- What the task requires -
Read the material below. Count the lines containing "error" and give that count alone.

- Data for this exercise -
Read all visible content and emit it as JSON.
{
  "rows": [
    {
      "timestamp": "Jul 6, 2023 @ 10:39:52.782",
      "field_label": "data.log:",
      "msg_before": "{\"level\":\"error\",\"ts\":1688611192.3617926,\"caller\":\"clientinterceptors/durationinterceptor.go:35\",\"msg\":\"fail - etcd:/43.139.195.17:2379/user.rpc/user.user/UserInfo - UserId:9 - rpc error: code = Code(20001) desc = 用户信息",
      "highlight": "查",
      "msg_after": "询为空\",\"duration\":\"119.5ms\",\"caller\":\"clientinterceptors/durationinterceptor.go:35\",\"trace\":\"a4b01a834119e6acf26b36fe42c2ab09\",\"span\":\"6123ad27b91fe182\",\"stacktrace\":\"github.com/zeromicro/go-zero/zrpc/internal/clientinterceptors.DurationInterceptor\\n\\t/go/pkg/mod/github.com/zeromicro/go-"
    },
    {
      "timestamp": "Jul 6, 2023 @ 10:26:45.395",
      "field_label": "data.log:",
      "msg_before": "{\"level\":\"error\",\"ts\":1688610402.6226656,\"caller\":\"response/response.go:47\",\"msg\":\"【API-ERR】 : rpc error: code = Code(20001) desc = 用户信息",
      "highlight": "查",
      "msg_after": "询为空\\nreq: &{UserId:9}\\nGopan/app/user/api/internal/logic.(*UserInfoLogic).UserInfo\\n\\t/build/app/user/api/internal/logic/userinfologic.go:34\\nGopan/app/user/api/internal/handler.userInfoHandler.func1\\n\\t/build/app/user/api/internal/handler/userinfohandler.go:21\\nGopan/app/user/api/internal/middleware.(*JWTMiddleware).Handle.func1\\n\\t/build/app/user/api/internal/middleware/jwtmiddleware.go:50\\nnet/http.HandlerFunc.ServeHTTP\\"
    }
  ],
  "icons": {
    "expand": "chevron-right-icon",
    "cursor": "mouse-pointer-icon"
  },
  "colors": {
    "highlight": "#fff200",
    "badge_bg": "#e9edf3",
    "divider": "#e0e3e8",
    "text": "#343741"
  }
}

---

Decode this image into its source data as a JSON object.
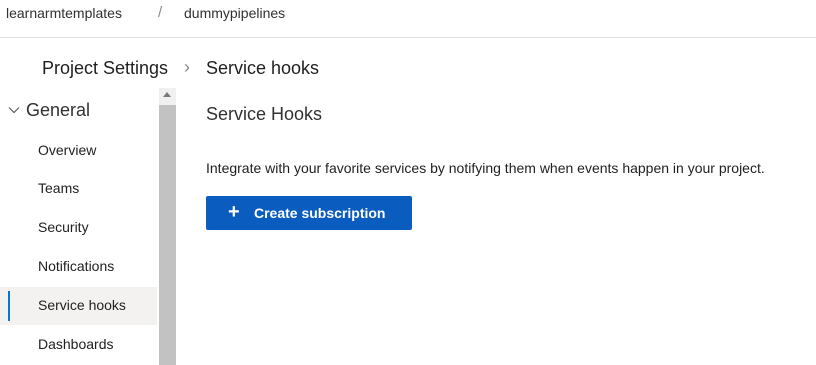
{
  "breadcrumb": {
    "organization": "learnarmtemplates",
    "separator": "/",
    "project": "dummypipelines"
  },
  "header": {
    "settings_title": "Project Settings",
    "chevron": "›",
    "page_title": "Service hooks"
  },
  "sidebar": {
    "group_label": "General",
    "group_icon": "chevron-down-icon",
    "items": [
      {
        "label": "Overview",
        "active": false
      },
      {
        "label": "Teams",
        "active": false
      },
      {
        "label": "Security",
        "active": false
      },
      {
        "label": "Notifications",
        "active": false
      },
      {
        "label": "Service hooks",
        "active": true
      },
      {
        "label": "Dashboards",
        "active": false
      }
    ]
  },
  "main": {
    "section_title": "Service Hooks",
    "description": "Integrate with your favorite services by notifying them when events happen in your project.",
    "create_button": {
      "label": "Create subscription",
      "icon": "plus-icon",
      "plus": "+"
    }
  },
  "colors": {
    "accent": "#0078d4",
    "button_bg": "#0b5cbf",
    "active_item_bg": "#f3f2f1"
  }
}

--

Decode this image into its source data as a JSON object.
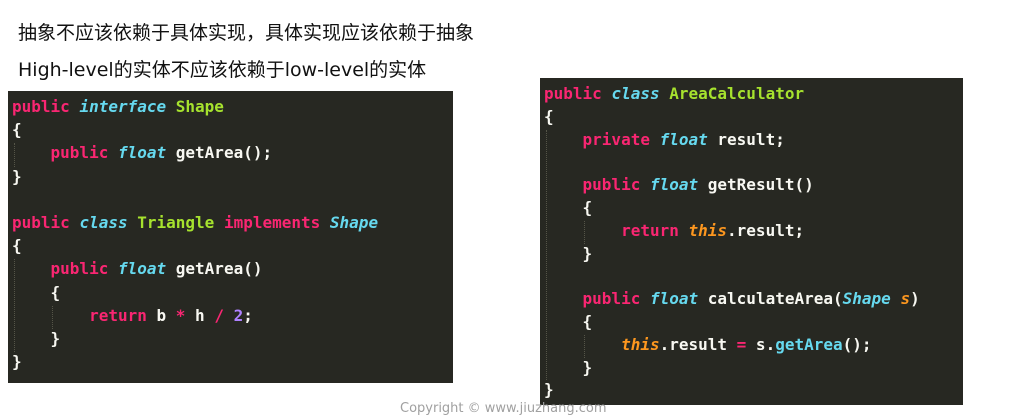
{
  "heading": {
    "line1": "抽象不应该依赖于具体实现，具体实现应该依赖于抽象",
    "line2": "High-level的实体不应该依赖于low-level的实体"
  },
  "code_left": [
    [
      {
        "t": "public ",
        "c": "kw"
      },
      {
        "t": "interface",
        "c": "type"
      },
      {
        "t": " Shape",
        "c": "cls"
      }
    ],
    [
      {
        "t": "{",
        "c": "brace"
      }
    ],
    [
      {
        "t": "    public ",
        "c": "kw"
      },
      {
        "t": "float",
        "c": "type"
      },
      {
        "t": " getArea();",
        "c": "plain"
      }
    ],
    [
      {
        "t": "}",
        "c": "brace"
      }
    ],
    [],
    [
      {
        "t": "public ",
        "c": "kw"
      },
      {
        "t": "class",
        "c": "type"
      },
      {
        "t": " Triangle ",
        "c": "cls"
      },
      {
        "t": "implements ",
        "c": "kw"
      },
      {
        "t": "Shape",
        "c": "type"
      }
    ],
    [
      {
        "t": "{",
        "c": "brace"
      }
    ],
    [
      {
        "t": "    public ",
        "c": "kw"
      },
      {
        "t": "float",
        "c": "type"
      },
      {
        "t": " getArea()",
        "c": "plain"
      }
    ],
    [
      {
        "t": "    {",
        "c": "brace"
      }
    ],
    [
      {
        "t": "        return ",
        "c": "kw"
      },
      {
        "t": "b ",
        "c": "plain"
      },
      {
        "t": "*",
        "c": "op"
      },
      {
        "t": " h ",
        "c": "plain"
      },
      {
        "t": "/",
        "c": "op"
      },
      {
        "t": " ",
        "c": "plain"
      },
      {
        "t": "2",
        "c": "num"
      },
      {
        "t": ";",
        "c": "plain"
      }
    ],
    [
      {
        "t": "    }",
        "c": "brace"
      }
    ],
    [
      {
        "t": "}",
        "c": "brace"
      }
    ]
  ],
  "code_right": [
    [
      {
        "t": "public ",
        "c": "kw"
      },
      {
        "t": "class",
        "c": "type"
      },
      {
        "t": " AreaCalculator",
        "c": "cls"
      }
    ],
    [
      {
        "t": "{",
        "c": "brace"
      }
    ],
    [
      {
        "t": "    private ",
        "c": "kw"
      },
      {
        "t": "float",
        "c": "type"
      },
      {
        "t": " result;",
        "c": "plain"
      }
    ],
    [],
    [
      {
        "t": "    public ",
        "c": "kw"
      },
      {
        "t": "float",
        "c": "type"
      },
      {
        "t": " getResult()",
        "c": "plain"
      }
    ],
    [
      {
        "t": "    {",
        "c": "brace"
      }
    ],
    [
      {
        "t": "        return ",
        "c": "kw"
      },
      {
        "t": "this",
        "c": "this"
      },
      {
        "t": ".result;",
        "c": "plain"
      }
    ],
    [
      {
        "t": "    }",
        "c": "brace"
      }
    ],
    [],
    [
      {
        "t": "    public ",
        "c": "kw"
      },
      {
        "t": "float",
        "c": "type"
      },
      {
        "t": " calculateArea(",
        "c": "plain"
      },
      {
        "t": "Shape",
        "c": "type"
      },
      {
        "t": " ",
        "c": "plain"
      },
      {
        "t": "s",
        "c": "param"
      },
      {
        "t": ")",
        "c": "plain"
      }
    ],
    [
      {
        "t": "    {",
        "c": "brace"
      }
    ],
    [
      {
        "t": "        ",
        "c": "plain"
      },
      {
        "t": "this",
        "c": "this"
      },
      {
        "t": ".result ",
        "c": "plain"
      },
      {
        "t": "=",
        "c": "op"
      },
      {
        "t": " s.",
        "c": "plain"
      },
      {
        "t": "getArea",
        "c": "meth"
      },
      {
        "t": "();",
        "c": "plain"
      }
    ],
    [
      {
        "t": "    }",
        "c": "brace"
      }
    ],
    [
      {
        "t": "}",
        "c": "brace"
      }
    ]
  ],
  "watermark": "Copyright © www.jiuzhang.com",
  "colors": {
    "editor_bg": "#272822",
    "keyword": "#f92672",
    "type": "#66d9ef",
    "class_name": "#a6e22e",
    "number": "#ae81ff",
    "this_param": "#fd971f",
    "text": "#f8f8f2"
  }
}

- Result of the exercise -
2